start
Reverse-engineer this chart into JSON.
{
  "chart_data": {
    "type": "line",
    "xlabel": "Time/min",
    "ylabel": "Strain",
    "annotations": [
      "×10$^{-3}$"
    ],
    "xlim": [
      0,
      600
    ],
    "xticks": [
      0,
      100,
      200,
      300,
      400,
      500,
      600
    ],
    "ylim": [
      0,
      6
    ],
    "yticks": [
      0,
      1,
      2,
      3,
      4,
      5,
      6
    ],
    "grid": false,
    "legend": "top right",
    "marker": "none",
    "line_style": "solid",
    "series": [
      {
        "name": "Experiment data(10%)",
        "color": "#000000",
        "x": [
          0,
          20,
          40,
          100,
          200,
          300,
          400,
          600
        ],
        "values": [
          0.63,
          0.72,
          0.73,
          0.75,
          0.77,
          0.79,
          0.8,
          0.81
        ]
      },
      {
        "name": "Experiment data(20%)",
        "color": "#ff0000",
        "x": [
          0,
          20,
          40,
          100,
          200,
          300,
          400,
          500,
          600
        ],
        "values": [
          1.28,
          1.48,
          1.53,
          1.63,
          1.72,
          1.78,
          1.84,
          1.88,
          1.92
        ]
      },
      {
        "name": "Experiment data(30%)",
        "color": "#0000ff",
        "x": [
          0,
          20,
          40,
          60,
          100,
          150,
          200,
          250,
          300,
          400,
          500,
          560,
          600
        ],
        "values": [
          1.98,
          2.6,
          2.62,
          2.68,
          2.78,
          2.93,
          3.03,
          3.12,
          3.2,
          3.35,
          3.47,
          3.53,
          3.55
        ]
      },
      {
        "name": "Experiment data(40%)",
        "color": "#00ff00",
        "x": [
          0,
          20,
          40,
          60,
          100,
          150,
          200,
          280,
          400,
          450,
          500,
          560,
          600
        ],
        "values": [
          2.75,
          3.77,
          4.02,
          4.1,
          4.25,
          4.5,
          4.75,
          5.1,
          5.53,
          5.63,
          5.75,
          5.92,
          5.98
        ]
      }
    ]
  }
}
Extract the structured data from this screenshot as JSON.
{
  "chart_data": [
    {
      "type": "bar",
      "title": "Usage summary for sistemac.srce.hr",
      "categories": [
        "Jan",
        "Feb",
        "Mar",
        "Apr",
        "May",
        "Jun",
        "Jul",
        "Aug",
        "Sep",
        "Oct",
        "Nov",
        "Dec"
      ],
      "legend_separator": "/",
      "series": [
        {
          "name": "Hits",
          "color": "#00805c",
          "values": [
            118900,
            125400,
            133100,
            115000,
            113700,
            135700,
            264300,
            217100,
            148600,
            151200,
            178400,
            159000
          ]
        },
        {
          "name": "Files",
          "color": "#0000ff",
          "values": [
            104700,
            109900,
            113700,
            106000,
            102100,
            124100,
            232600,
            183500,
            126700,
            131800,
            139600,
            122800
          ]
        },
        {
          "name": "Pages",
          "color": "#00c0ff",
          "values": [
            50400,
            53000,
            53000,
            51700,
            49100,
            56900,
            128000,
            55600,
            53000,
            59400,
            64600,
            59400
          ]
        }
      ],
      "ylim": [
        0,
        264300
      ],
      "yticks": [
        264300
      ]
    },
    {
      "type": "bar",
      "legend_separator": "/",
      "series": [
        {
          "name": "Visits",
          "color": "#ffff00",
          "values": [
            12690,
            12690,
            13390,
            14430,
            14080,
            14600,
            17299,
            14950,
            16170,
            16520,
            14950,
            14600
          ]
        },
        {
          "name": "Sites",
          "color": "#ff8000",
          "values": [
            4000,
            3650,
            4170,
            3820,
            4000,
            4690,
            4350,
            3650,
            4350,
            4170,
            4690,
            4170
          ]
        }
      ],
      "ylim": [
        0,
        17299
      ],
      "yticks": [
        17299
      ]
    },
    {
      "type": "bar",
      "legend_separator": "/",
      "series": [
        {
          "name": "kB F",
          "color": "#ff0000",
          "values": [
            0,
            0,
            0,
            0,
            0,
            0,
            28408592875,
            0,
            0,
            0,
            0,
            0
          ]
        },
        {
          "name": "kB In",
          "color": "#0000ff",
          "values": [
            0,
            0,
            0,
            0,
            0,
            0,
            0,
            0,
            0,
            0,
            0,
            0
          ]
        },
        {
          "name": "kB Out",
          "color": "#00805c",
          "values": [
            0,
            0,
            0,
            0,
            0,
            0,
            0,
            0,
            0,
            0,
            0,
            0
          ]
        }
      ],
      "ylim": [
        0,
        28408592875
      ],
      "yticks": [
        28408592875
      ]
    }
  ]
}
end
▸ Task goal: Transcribe every entry verbatim.

▸ Written response:
Reverse-engineer this chart into JSON.
{
  "chart_data": {
    "type": "line",
    "xlabel": "Time/min",
    "ylabel": "Strain",
    "annotations": [
      "×10$^{-3}$"
    ],
    "xlim": [
      0,
      600
    ],
    "xticks": [
      0,
      100,
      200,
      300,
      400,
      500,
      600
    ],
    "ylim": [
      0,
      6
    ],
    "yticks": [
      0,
      1,
      2,
      3,
      4,
      5,
      6
    ],
    "grid": false,
    "legend": "top right",
    "marker": "none",
    "line_style": "solid",
    "series": [
      {
        "name": "Experiment data(10%)",
        "color": "#000000",
        "x": [
          0,
          20,
          40,
          100,
          200,
          300,
          400,
          600
        ],
        "values": [
          0.63,
          0.72,
          0.73,
          0.75,
          0.77,
          0.79,
          0.8,
          0.81
        ]
      },
      {
        "name": "Experiment data(20%)",
        "color": "#ff0000",
        "x": [
          0,
          20,
          40,
          100,
          200,
          300,
          400,
          500,
          600
        ],
        "values": [
          1.28,
          1.48,
          1.53,
          1.63,
          1.72,
          1.78,
          1.84,
          1.88,
          1.92
        ]
      },
      {
        "name": "Experiment data(30%)",
        "color": "#0000ff",
        "x": [
          0,
          20,
          40,
          60,
          100,
          150,
          200,
          250,
          300,
          400,
          500,
          560,
          600
        ],
        "values": [
          1.98,
          2.6,
          2.62,
          2.68,
          2.78,
          2.93,
          3.03,
          3.12,
          3.2,
          3.35,
          3.47,
          3.53,
          3.55
        ]
      },
      {
        "name": "Experiment data(40%)",
        "color": "#00ff00",
        "x": [
          0,
          20,
          40,
          60,
          100,
          150,
          200,
          280,
          400,
          450,
          500,
          560,
          600
        ],
        "values": [
          2.75,
          3.77,
          4.02,
          4.1,
          4.25,
          4.5,
          4.75,
          5.1,
          5.53,
          5.63,
          5.75,
          5.92,
          5.98
        ]
      }
    ]
  }
}
Extract the structured data from this screenshot as JSON.
{
  "chart_data": [
    {
      "type": "bar",
      "title": "Usage summary for sistemac.srce.hr",
      "categories": [
        "Jan",
        "Feb",
        "Mar",
        "Apr",
        "May",
        "Jun",
        "Jul",
        "Aug",
        "Sep",
        "Oct",
        "Nov",
        "Dec"
      ],
      "legend_separator": "/",
      "series": [
        {
          "name": "Hits",
          "color": "#00805c",
          "values": [
            118900,
            125400,
            133100,
            115000,
            113700,
            135700,
            264300,
            217100,
            148600,
            151200,
            178400,
            159000
          ]
        },
        {
          "name": "Files",
          "color": "#0000ff",
          "values": [
            104700,
            109900,
            113700,
            106000,
            102100,
            124100,
            232600,
            183500,
            126700,
            131800,
            139600,
            122800
          ]
        },
        {
          "name": "Pages",
          "color": "#00c0ff",
          "values": [
            50400,
            53000,
            53000,
            51700,
            49100,
            56900,
            128000,
            55600,
            53000,
            59400,
            64600,
            59400
          ]
        }
      ],
      "ylim": [
        0,
        264300
      ],
      "yticks": [
        264300
      ]
    },
    {
      "type": "bar",
      "legend_separator": "/",
      "series": [
        {
          "name": "Visits",
          "color": "#ffff00",
          "values": [
            12690,
            12690,
            13390,
            14430,
            14080,
            14600,
            17299,
            14950,
            16170,
            16520,
            14950,
            14600
          ]
        },
        {
          "name": "Sites",
          "color": "#ff8000",
          "values": [
            4000,
            3650,
            4170,
            3820,
            4000,
            4690,
            4350,
            3650,
            4350,
            4170,
            4690,
            4170
          ]
        }
      ],
      "ylim": [
        0,
        17299
      ],
      "yticks": [
        17299
      ]
    },
    {
      "type": "bar",
      "legend_separator": "/",
      "series": [
        {
          "name": "kB F",
          "color": "#ff0000",
          "values": [
            0,
            0,
            0,
            0,
            0,
            0,
            28408592875,
            0,
            0,
            0,
            0,
            0
          ]
        },
        {
          "name": "kB In",
          "color": "#0000ff",
          "values": [
            0,
            0,
            0,
            0,
            0,
            0,
            0,
            0,
            0,
            0,
            0,
            0
          ]
        },
        {
          "name": "kB Out",
          "color": "#00805c",
          "values": [
            0,
            0,
            0,
            0,
            0,
            0,
            0,
            0,
            0,
            0,
            0,
            0
          ]
        }
      ],
      "ylim": [
        0,
        28408592875
      ],
      "yticks": [
        28408592875
      ]
    }
  ]
}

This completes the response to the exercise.